## [The problem]
Every line below must be reproduced exactly. Copy them all.

## [Record set]
--- start ---
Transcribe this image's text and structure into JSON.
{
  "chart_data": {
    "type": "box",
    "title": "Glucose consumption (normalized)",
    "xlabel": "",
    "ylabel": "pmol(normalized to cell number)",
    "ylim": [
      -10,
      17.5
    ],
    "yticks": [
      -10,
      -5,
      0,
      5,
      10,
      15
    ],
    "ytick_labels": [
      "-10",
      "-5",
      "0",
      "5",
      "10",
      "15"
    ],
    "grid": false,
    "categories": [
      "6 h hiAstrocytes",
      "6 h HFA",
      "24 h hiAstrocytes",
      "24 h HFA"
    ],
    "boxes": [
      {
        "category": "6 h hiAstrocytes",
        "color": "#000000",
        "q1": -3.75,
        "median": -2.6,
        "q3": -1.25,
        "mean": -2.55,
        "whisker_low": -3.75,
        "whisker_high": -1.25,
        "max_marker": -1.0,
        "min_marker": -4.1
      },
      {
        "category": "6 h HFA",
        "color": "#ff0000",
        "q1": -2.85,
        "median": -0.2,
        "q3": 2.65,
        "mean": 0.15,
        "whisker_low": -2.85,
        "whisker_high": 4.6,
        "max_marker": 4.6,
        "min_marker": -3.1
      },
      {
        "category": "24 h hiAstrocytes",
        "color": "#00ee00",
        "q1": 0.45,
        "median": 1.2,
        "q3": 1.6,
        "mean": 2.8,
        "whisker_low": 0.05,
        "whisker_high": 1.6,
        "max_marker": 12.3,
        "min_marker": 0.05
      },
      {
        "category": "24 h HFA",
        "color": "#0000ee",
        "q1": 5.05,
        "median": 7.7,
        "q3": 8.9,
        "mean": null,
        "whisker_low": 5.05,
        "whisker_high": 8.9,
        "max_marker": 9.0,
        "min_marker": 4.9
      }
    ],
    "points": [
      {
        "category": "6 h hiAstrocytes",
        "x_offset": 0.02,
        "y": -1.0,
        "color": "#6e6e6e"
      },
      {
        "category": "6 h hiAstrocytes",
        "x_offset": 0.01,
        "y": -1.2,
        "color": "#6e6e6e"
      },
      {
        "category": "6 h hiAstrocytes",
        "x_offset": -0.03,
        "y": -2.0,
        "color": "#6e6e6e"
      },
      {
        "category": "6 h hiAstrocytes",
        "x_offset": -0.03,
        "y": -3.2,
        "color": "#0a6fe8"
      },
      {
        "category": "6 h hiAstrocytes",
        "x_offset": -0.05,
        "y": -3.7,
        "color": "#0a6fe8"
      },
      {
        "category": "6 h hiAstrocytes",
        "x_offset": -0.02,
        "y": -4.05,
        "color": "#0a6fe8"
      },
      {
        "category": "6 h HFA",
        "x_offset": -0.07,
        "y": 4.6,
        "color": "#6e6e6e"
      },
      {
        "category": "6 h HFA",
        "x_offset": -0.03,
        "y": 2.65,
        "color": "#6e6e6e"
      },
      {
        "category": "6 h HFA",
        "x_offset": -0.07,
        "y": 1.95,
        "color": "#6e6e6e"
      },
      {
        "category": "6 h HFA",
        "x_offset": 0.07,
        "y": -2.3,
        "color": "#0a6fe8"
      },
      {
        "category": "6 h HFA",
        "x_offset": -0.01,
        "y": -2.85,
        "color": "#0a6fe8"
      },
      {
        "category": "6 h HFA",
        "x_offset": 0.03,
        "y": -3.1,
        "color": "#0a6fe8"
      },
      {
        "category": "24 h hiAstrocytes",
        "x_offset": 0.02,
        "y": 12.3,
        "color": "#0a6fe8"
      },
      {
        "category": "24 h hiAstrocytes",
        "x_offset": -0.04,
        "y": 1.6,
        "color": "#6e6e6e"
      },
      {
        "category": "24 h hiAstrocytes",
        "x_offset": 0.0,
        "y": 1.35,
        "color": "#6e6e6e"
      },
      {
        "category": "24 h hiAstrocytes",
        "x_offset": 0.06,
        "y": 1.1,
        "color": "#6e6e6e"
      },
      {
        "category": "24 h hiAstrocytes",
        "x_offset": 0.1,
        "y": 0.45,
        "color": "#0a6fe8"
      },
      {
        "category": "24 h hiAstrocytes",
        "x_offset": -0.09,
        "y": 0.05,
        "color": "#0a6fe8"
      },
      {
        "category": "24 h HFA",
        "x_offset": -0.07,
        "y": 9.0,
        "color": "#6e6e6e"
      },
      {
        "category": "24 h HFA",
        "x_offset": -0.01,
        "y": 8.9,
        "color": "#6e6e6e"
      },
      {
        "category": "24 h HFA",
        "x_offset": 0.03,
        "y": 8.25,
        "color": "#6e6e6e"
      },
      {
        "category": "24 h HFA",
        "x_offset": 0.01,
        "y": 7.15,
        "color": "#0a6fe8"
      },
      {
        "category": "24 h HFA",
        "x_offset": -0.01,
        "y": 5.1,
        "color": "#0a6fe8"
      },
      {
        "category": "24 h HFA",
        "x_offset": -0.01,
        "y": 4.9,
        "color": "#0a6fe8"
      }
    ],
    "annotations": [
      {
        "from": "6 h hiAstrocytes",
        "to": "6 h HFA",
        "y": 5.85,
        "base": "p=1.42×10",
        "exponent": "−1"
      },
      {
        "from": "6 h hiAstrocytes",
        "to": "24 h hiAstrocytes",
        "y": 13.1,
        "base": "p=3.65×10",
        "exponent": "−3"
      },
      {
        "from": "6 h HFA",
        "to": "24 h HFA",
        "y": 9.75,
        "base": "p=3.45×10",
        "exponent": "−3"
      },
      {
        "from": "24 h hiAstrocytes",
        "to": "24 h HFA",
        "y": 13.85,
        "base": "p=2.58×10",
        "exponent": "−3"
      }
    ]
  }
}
--- end ---
## [Solution to this problem]
Transcribe this image's text and structure into JSON.
{
  "chart_data": {
    "type": "box",
    "title": "Glucose consumption (normalized)",
    "xlabel": "",
    "ylabel": "pmol(normalized to cell number)",
    "ylim": [
      -10,
      17.5
    ],
    "yticks": [
      -10,
      -5,
      0,
      5,
      10,
      15
    ],
    "ytick_labels": [
      "-10",
      "-5",
      "0",
      "5",
      "10",
      "15"
    ],
    "grid": false,
    "categories": [
      "6 h hiAstrocytes",
      "6 h HFA",
      "24 h hiAstrocytes",
      "24 h HFA"
    ],
    "boxes": [
      {
        "category": "6 h hiAstrocytes",
        "color": "#000000",
        "q1": -3.75,
        "median": -2.6,
        "q3": -1.25,
        "mean": -2.55,
        "whisker_low": -3.75,
        "whisker_high": -1.25,
        "max_marker": -1.0,
        "min_marker": -4.1
      },
      {
        "category": "6 h HFA",
        "color": "#ff0000",
        "q1": -2.85,
        "median": -0.2,
        "q3": 2.65,
        "mean": 0.15,
        "whisker_low": -2.85,
        "whisker_high": 4.6,
        "max_marker": 4.6,
        "min_marker": -3.1
      },
      {
        "category": "24 h hiAstrocytes",
        "color": "#00ee00",
        "q1": 0.45,
        "median": 1.2,
        "q3": 1.6,
        "mean": 2.8,
        "whisker_low": 0.05,
        "whisker_high": 1.6,
        "max_marker": 12.3,
        "min_marker": 0.05
      },
      {
        "category": "24 h HFA",
        "color": "#0000ee",
        "q1": 5.05,
        "median": 7.7,
        "q3": 8.9,
        "mean": null,
        "whisker_low": 5.05,
        "whisker_high": 8.9,
        "max_marker": 9.0,
        "min_marker": 4.9
      }
    ],
    "points": [
      {
        "category": "6 h hiAstrocytes",
        "x_offset": 0.02,
        "y": -1.0,
        "color": "#6e6e6e"
      },
      {
        "category": "6 h hiAstrocytes",
        "x_offset": 0.01,
        "y": -1.2,
        "color": "#6e6e6e"
      },
      {
        "category": "6 h hiAstrocytes",
        "x_offset": -0.03,
        "y": -2.0,
        "color": "#6e6e6e"
      },
      {
        "category": "6 h hiAstrocytes",
        "x_offset": -0.03,
        "y": -3.2,
        "color": "#0a6fe8"
      },
      {
        "category": "6 h hiAstrocytes",
        "x_offset": -0.05,
        "y": -3.7,
        "color": "#0a6fe8"
      },
      {
        "category": "6 h hiAstrocytes",
        "x_offset": -0.02,
        "y": -4.05,
        "color": "#0a6fe8"
      },
      {
        "category": "6 h HFA",
        "x_offset": -0.07,
        "y": 4.6,
        "color": "#6e6e6e"
      },
      {
        "category": "6 h HFA",
        "x_offset": -0.03,
        "y": 2.65,
        "color": "#6e6e6e"
      },
      {
        "category": "6 h HFA",
        "x_offset": -0.07,
        "y": 1.95,
        "color": "#6e6e6e"
      },
      {
        "category": "6 h HFA",
        "x_offset": 0.07,
        "y": -2.3,
        "color": "#0a6fe8"
      },
      {
        "category": "6 h HFA",
        "x_offset": -0.01,
        "y": -2.85,
        "color": "#0a6fe8"
      },
      {
        "category": "6 h HFA",
        "x_offset": 0.03,
        "y": -3.1,
        "color": "#0a6fe8"
      },
      {
        "category": "24 h hiAstrocytes",
        "x_offset": 0.02,
        "y": 12.3,
        "color": "#0a6fe8"
      },
      {
        "category": "24 h hiAstrocytes",
        "x_offset": -0.04,
        "y": 1.6,
        "color": "#6e6e6e"
      },
      {
        "category": "24 h hiAstrocytes",
        "x_offset": 0.0,
        "y": 1.35,
        "color": "#6e6e6e"
      },
      {
        "category": "24 h hiAstrocytes",
        "x_offset": 0.06,
        "y": 1.1,
        "color": "#6e6e6e"
      },
      {
        "category": "24 h hiAstrocytes",
        "x_offset": 0.1,
        "y": 0.45,
        "color": "#0a6fe8"
      },
      {
        "category": "24 h hiAstrocytes",
        "x_offset": -0.09,
        "y": 0.05,
        "color": "#0a6fe8"
      },
      {
        "category": "24 h HFA",
        "x_offset": -0.07,
        "y": 9.0,
        "color": "#6e6e6e"
      },
      {
        "category": "24 h HFA",
        "x_offset": -0.01,
        "y": 8.9,
        "color": "#6e6e6e"
      },
      {
        "category": "24 h HFA",
        "x_offset": 0.03,
        "y": 8.25,
        "color": "#6e6e6e"
      },
      {
        "category": "24 h HFA",
        "x_offset": 0.01,
        "y": 7.15,
        "color": "#0a6fe8"
      },
      {
        "category": "24 h HFA",
        "x_offset": -0.01,
        "y": 5.1,
        "color": "#0a6fe8"
      },
      {
        "category": "24 h HFA",
        "x_offset": -0.01,
        "y": 4.9,
        "color": "#0a6fe8"
      }
    ],
    "annotations": [
      {
        "from": "6 h hiAstrocytes",
        "to": "6 h HFA",
        "y": 5.85,
        "base": "p=1.42×10",
        "exponent": "−1"
      },
      {
        "from": "6 h hiAstrocytes",
        "to": "24 h hiAstrocytes",
        "y": 13.1,
        "base": "p=3.65×10",
        "exponent": "−3"
      },
      {
        "from": "6 h HFA",
        "to": "24 h HFA",
        "y": 9.75,
        "base": "p=3.45×10",
        "exponent": "−3"
      },
      {
        "from": "24 h hiAstrocytes",
        "to": "24 h HFA",
        "y": 13.85,
        "base": "p=2.58×10",
        "exponent": "−3"
      }
    ]
  }
}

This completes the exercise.